BEGIN PROVIDED DATA
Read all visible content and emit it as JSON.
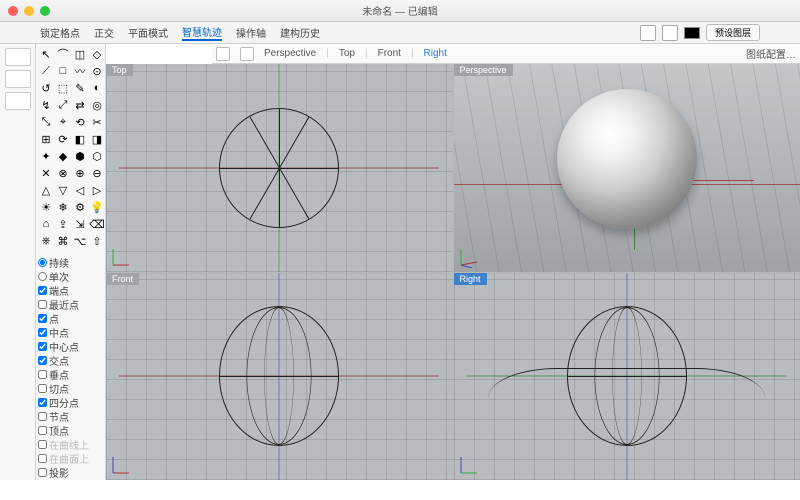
{
  "window": {
    "title": "未命名 — 已编辑"
  },
  "menubar": {
    "items": [
      "锁定格点",
      "正交",
      "平面模式",
      "智慧轨迹",
      "操作轴",
      "建构历史"
    ],
    "active_index": 3,
    "layer_button": "预设图层"
  },
  "viewrow": {
    "items": [
      "Perspective",
      "Top",
      "Front",
      "Right"
    ],
    "active_index": 3,
    "config_button": "图纸配置…"
  },
  "viewports": {
    "top": "Top",
    "persp": "Perspective",
    "front": "Front",
    "right": "Right"
  },
  "osnap": {
    "items": [
      {
        "label": "持续",
        "checked": true,
        "type": "radio"
      },
      {
        "label": "单次",
        "checked": false,
        "type": "radio"
      },
      {
        "label": "端点",
        "checked": true
      },
      {
        "label": "最近点",
        "checked": false
      },
      {
        "label": "点",
        "checked": true
      },
      {
        "label": "中点",
        "checked": true
      },
      {
        "label": "中心点",
        "checked": true
      },
      {
        "label": "交点",
        "checked": true
      },
      {
        "label": "垂点",
        "checked": false
      },
      {
        "label": "切点",
        "checked": false
      },
      {
        "label": "四分点",
        "checked": true
      },
      {
        "label": "节点",
        "checked": false
      },
      {
        "label": "顶点",
        "checked": false
      },
      {
        "label": "在曲线上",
        "checked": false,
        "dim": true
      },
      {
        "label": "在曲面上",
        "checked": false,
        "dim": true
      },
      {
        "label": "投影",
        "checked": false
      }
    ]
  },
  "toolpalette": {
    "glyphs": [
      "↖",
      "⌒",
      "◫",
      "◇",
      "⟋",
      "□",
      "〰",
      "⊙",
      "↺",
      "⬚",
      "✎",
      "◐",
      "↯",
      "⤢",
      "⇄",
      "◎",
      "⤡",
      "⌖",
      "⟲",
      "✂",
      "⊞",
      "⟳",
      "◧",
      "◨",
      "✦",
      "◆",
      "⬢",
      "⬡",
      "✕",
      "⊗",
      "⊕",
      "⊖",
      "△",
      "▽",
      "◁",
      "▷",
      "☀",
      "❄",
      "⚙",
      "💡",
      "⌂",
      "⇪",
      "⇲",
      "⌫",
      "⎈",
      "⌘",
      "⌥",
      "⇧"
    ]
  }
}
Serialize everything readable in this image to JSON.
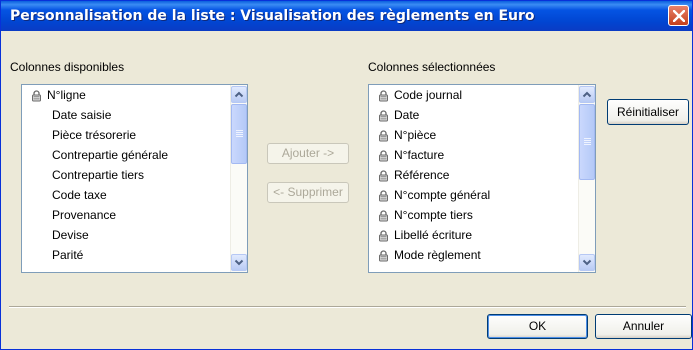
{
  "window": {
    "title": "Personnalisation de la liste : Visualisation des règlements en Euro"
  },
  "available": {
    "label": "Colonnes disponibles",
    "items": [
      {
        "text": "N°ligne",
        "locked": true
      },
      {
        "text": "Date saisie",
        "locked": false
      },
      {
        "text": "Pièce trésorerie",
        "locked": false
      },
      {
        "text": "Contrepartie générale",
        "locked": false
      },
      {
        "text": "Contrepartie tiers",
        "locked": false
      },
      {
        "text": "Code taxe",
        "locked": false
      },
      {
        "text": "Provenance",
        "locked": false
      },
      {
        "text": "Devise",
        "locked": false
      },
      {
        "text": "Parité",
        "locked": false
      }
    ]
  },
  "selected": {
    "label": "Colonnes sélectionnées",
    "items": [
      {
        "text": "Code journal",
        "locked": true
      },
      {
        "text": "Date",
        "locked": true
      },
      {
        "text": "N°pièce",
        "locked": true
      },
      {
        "text": "N°facture",
        "locked": true
      },
      {
        "text": "Référence",
        "locked": true
      },
      {
        "text": "N°compte général",
        "locked": true
      },
      {
        "text": "N°compte tiers",
        "locked": true
      },
      {
        "text": "Libellé écriture",
        "locked": true
      },
      {
        "text": "Mode règlement",
        "locked": true
      }
    ]
  },
  "buttons": {
    "add": "Ajouter ->",
    "remove": "<- Supprimer",
    "reset": "Réinitialiser",
    "ok": "OK",
    "cancel": "Annuler"
  },
  "icons": {
    "locked_item": "padlock-icon",
    "close": "close-icon",
    "scroll_up": "chevron-up-icon",
    "scroll_down": "chevron-down-icon"
  },
  "colors": {
    "titlebar": "#0554e3",
    "close_button": "#d4552f",
    "dialog_background": "#ece9d8",
    "list_border": "#7f9db9"
  }
}
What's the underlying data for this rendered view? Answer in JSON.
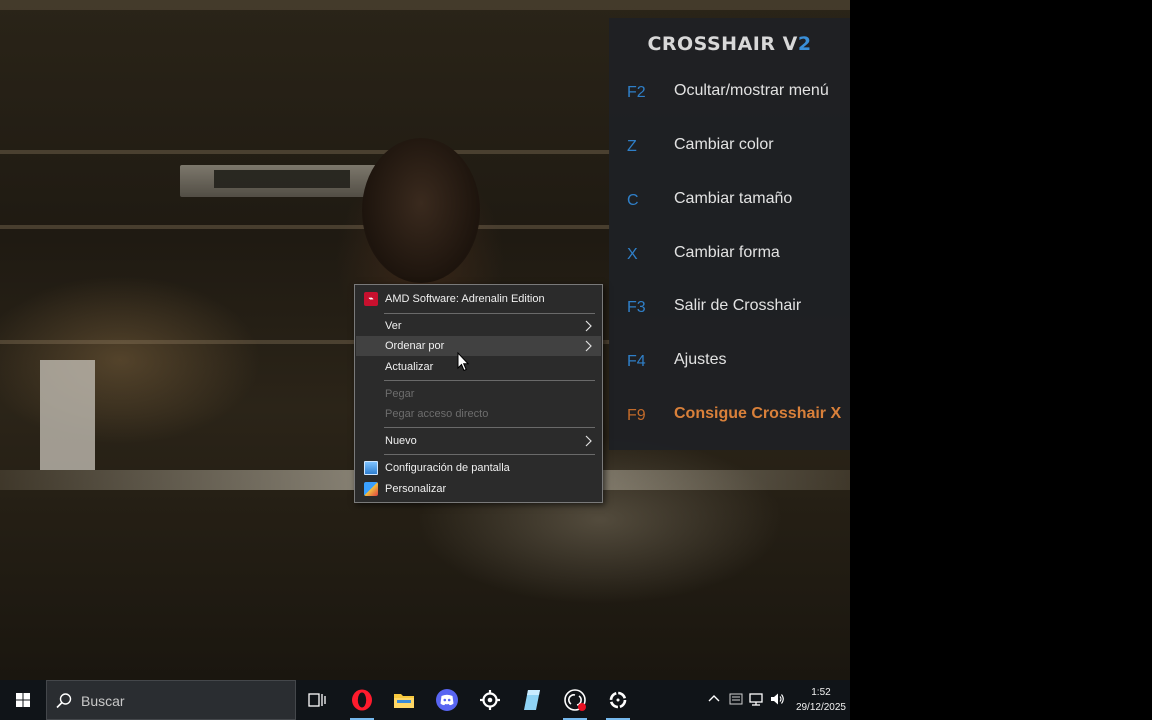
{
  "crosshair_panel": {
    "title_main": "CROSSHAIR V",
    "title_accent": "2",
    "items": [
      {
        "key": "F2",
        "label": "Ocultar/mostrar menú"
      },
      {
        "key": "Z",
        "label": "Cambiar color"
      },
      {
        "key": "C",
        "label": "Cambiar tamaño"
      },
      {
        "key": "X",
        "label": "Cambiar forma"
      },
      {
        "key": "F3",
        "label": "Salir de Crosshair"
      },
      {
        "key": "F4",
        "label": "Ajustes"
      },
      {
        "key": "F9",
        "label": "Consigue Crosshair X"
      }
    ],
    "key_color": "#2f7fc8",
    "promo_color": "#d9803a"
  },
  "context_menu": {
    "items": [
      {
        "label": "AMD Software: Adrenalin Edition",
        "icon": "amd-icon"
      },
      {
        "label": "Ver",
        "submenu": true
      },
      {
        "label": "Ordenar por",
        "submenu": true,
        "hover": true
      },
      {
        "label": "Actualizar"
      },
      {
        "label": "Pegar",
        "disabled": true
      },
      {
        "label": "Pegar acceso directo",
        "disabled": true
      },
      {
        "label": "Nuevo",
        "submenu": true
      },
      {
        "label": "Configuración de pantalla",
        "icon": "display-settings-icon"
      },
      {
        "label": "Personalizar",
        "icon": "personalize-icon"
      }
    ]
  },
  "taskbar": {
    "search_placeholder": "Buscar",
    "pinned": [
      "task-view-icon",
      "opera-icon",
      "file-explorer-icon",
      "discord-icon",
      "steam-icon",
      "notepad-icon",
      "obs-icon",
      "crosshair-icon"
    ],
    "clock_time": "1:52",
    "clock_date": "29/12/2025"
  }
}
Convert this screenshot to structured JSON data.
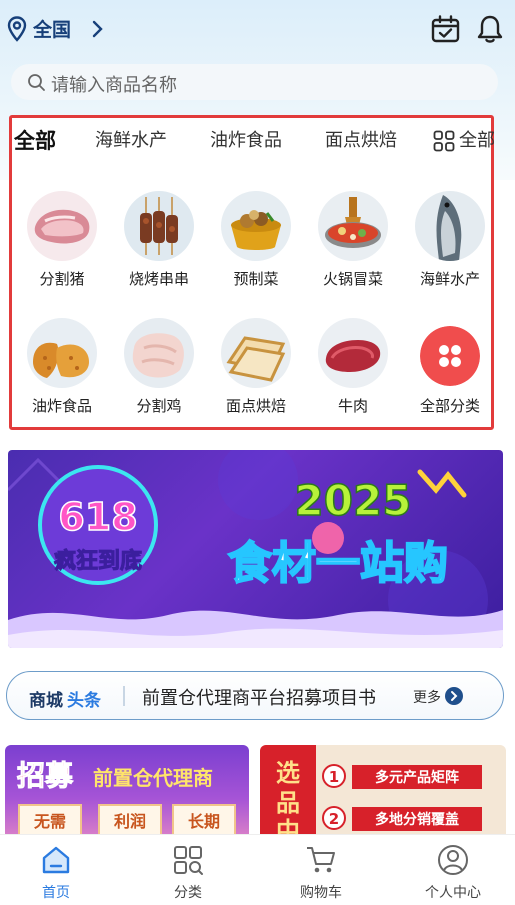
{
  "header": {
    "location": "全国"
  },
  "search": {
    "placeholder": "请输入商品名称"
  },
  "category_tabs": [
    "全部",
    "海鲜水产",
    "油炸食品",
    "面点烘焙",
    "全部"
  ],
  "categories": [
    {
      "label": "分割猪",
      "icon": "pork-icon"
    },
    {
      "label": "烧烤串串",
      "icon": "skewers-icon"
    },
    {
      "label": "预制菜",
      "icon": "prepared-dish-icon"
    },
    {
      "label": "火锅冒菜",
      "icon": "hotpot-icon"
    },
    {
      "label": "海鲜水产",
      "icon": "fish-icon"
    },
    {
      "label": "油炸食品",
      "icon": "fried-food-icon"
    },
    {
      "label": "分割鸡",
      "icon": "chicken-icon"
    },
    {
      "label": "面点烘焙",
      "icon": "bread-icon"
    },
    {
      "label": "牛肉",
      "icon": "beef-icon"
    },
    {
      "label": "全部分类",
      "icon": "all-categories-icon"
    }
  ],
  "banner": {
    "badge_top": "618",
    "badge_bottom": "疯狂到底",
    "year": "2025",
    "slogan": "食材一站购"
  },
  "news": {
    "tag_part1": "商城",
    "tag_part2": "头条",
    "headline": "前置仓代理商平台招募项目书",
    "more": "更多"
  },
  "promo_left": {
    "title": "招募",
    "subtitle": "前置仓代理商",
    "chips": [
      "无需",
      "利润",
      "长期"
    ]
  },
  "promo_right": {
    "title_chars": [
      "选",
      "品",
      "中"
    ],
    "items": [
      {
        "num": "1",
        "text": "多元产品矩阵"
      },
      {
        "num": "2",
        "text": "多地分销覆盖"
      }
    ]
  },
  "tabbar": [
    {
      "label": "首页",
      "active": true
    },
    {
      "label": "分类",
      "active": false
    },
    {
      "label": "购物车",
      "active": false
    },
    {
      "label": "个人中心",
      "active": false
    }
  ],
  "colors": {
    "accent": "#2b7be0",
    "highlight_border": "#e23b3b",
    "location_text": "#17407a"
  }
}
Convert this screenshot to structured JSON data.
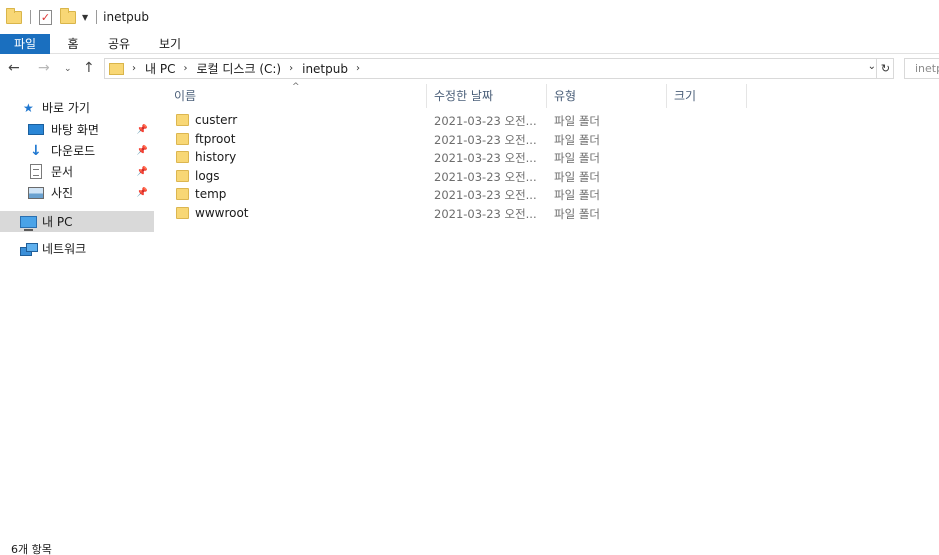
{
  "window": {
    "title": "inetpub"
  },
  "ribbon": {
    "tabs": [
      {
        "label": "파일"
      },
      {
        "label": "홈"
      },
      {
        "label": "공유"
      },
      {
        "label": "보기"
      }
    ]
  },
  "address": {
    "crumbs": [
      "내 PC",
      "로컬 디스크 (C:)",
      "inetpub"
    ],
    "search_placeholder": "inetpub"
  },
  "sidebar": {
    "items": [
      {
        "label": "바로 가기",
        "icon": "star-icon",
        "pinned": false
      },
      {
        "label": "바탕 화면",
        "icon": "desktop-icon",
        "pinned": true
      },
      {
        "label": "다운로드",
        "icon": "download-icon",
        "pinned": true
      },
      {
        "label": "문서",
        "icon": "document-icon",
        "pinned": true
      },
      {
        "label": "사진",
        "icon": "pictures-icon",
        "pinned": true
      },
      {
        "label": "내 PC",
        "icon": "computer-icon",
        "selected": true
      },
      {
        "label": "네트워크",
        "icon": "network-icon"
      }
    ]
  },
  "columns": {
    "name": "이름",
    "date": "수정한 날짜",
    "type": "유형",
    "size": "크기"
  },
  "files": [
    {
      "name": "custerr",
      "date": "2021-03-23 오전...",
      "type": "파일 폴더"
    },
    {
      "name": "ftproot",
      "date": "2021-03-23 오전...",
      "type": "파일 폴더"
    },
    {
      "name": "history",
      "date": "2021-03-23 오전...",
      "type": "파일 폴더"
    },
    {
      "name": "logs",
      "date": "2021-03-23 오전...",
      "type": "파일 폴더"
    },
    {
      "name": "temp",
      "date": "2021-03-23 오전...",
      "type": "파일 폴더"
    },
    {
      "name": "wwwroot",
      "date": "2021-03-23 오전...",
      "type": "파일 폴더"
    }
  ],
  "status": {
    "item_count": "6개 항목"
  },
  "colors": {
    "file_tab": "#1a6fbf",
    "folder": "#f8d775",
    "selected": "#d9d9d9",
    "header_text": "#4c607a"
  }
}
END PROVIDED DATA
Determine how many lines in the listing above hold the string "Colonnes", then write only the number.

2